WHAT IS EXPECTED - The exercise asks you to copy every line below in which "label" appears.

DATASET RECORDS -
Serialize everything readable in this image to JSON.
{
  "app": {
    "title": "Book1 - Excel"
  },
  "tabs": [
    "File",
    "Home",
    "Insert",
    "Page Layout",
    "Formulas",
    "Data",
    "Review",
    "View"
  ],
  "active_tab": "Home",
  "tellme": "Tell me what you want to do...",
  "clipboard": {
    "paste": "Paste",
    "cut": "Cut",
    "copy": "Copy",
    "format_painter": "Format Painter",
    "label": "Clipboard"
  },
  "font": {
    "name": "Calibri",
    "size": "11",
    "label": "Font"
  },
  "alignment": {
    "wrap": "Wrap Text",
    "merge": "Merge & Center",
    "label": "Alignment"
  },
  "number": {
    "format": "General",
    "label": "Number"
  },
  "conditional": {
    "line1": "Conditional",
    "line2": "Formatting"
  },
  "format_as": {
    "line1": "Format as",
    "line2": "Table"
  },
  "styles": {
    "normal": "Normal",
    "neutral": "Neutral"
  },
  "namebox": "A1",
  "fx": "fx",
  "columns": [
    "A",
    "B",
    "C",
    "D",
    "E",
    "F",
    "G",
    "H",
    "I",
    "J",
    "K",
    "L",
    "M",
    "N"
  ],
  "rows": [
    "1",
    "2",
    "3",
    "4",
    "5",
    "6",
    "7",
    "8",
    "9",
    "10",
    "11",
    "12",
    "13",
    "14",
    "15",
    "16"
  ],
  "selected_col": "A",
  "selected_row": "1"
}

EXERCISE SOLUTION -
    "label": "Clipboard"
    "label": "Font"
    "label": "Alignment"
    "label": "Number"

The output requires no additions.